##### Dataset entries

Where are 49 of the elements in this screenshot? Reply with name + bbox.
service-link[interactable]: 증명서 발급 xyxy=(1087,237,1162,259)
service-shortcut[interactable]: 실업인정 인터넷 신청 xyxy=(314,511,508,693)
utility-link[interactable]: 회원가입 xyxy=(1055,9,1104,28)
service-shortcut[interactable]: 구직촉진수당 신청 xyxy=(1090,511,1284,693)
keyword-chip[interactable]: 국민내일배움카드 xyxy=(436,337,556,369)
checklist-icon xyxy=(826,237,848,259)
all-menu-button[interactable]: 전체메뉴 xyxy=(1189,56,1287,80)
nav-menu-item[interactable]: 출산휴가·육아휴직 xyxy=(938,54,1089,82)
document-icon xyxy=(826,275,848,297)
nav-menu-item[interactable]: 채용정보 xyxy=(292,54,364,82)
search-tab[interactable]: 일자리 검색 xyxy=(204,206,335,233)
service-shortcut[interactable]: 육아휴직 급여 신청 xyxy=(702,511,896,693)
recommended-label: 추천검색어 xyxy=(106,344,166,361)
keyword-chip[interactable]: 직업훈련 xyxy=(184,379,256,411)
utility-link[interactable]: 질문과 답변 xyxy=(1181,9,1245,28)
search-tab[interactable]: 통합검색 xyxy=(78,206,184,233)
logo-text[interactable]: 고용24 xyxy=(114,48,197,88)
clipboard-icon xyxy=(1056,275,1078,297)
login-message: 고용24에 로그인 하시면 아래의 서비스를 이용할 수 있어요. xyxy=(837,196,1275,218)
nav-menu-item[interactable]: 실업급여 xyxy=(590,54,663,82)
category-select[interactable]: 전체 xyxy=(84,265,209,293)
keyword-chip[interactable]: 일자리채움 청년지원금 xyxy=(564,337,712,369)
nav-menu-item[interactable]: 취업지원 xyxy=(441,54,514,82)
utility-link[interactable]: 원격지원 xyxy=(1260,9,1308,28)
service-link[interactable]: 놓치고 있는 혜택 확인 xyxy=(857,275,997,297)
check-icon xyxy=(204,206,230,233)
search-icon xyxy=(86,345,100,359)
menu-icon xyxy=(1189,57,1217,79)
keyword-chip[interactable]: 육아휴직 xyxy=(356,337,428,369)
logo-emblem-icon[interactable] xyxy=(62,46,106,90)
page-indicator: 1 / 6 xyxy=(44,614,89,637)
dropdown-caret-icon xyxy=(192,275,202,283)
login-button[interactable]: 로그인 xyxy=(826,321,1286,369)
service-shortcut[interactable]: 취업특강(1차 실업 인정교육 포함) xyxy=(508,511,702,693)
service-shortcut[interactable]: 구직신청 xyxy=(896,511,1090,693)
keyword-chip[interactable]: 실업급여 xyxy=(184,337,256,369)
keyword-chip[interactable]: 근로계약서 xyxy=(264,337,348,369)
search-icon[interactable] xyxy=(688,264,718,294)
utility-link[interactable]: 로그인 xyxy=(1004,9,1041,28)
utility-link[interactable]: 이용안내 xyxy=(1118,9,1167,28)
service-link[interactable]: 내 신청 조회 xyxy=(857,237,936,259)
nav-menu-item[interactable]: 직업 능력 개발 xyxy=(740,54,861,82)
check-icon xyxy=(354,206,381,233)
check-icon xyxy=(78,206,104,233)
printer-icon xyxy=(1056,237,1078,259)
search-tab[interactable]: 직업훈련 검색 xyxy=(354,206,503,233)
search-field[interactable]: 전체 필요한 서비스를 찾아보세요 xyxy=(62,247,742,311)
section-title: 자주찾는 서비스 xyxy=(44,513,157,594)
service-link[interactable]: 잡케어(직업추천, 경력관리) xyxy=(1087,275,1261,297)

##########

Please copy the data above line for line, changing nothing.

Full answer -
Where are 49 of the elements in this screenshot? Reply with name + bbox.
service-link[interactable]: 증명서 발급 xyxy=(1087,237,1162,259)
service-shortcut[interactable]: 실업인정 인터넷 신청 xyxy=(314,511,508,693)
utility-link[interactable]: 회원가입 xyxy=(1055,9,1104,28)
service-shortcut[interactable]: 구직촉진수당 신청 xyxy=(1090,511,1284,693)
keyword-chip[interactable]: 국민내일배움카드 xyxy=(436,337,556,369)
checklist-icon xyxy=(826,237,848,259)
all-menu-button[interactable]: 전체메뉴 xyxy=(1189,56,1287,80)
nav-menu-item[interactable]: 출산휴가·육아휴직 xyxy=(938,54,1089,82)
document-icon xyxy=(826,275,848,297)
nav-menu-item[interactable]: 채용정보 xyxy=(292,54,364,82)
search-tab[interactable]: 일자리 검색 xyxy=(204,206,335,233)
service-shortcut[interactable]: 육아휴직 급여 신청 xyxy=(702,511,896,693)
recommended-label: 추천검색어 xyxy=(106,344,166,361)
keyword-chip[interactable]: 직업훈련 xyxy=(184,379,256,411)
utility-link[interactable]: 질문과 답변 xyxy=(1181,9,1245,28)
search-tab[interactable]: 통합검색 xyxy=(78,206,184,233)
logo-text[interactable]: 고용24 xyxy=(114,48,197,88)
clipboard-icon xyxy=(1056,275,1078,297)
login-message: 고용24에 로그인 하시면 아래의 서비스를 이용할 수 있어요. xyxy=(837,196,1275,218)
nav-menu-item[interactable]: 실업급여 xyxy=(590,54,663,82)
category-select[interactable]: 전체 xyxy=(84,265,209,293)
keyword-chip[interactable]: 일자리채움 청년지원금 xyxy=(564,337,712,369)
nav-menu-item[interactable]: 취업지원 xyxy=(441,54,514,82)
utility-link[interactable]: 원격지원 xyxy=(1260,9,1308,28)
service-link[interactable]: 놓치고 있는 혜택 확인 xyxy=(857,275,997,297)
check-icon xyxy=(204,206,230,233)
search-icon xyxy=(86,345,100,359)
menu-icon xyxy=(1189,57,1217,79)
keyword-chip[interactable]: 육아휴직 xyxy=(356,337,428,369)
logo-emblem-icon[interactable] xyxy=(62,46,106,90)
page-indicator: 1 / 6 xyxy=(44,614,89,637)
dropdown-caret-icon xyxy=(192,275,202,283)
login-button[interactable]: 로그인 xyxy=(826,321,1286,369)
service-shortcut[interactable]: 취업특강(1차 실업 인정교육 포함) xyxy=(508,511,702,693)
service-shortcut[interactable]: 구직신청 xyxy=(896,511,1090,693)
keyword-chip[interactable]: 실업급여 xyxy=(184,337,256,369)
keyword-chip[interactable]: 근로계약서 xyxy=(264,337,348,369)
search-icon[interactable] xyxy=(688,264,718,294)
utility-link[interactable]: 로그인 xyxy=(1004,9,1041,28)
utility-link[interactable]: 이용안내 xyxy=(1118,9,1167,28)
service-link[interactable]: 내 신청 조회 xyxy=(857,237,936,259)
nav-menu-item[interactable]: 직업 능력 개발 xyxy=(740,54,861,82)
check-icon xyxy=(354,206,381,233)
check-icon xyxy=(78,206,104,233)
printer-icon xyxy=(1056,237,1078,259)
search-tab[interactable]: 직업훈련 검색 xyxy=(354,206,503,233)
search-field[interactable]: 전체 필요한 서비스를 찾아보세요 xyxy=(62,247,742,311)
section-title: 자주찾는 서비스 xyxy=(44,513,157,594)
service-link[interactable]: 잡케어(직업추천, 경력관리) xyxy=(1087,275,1261,297)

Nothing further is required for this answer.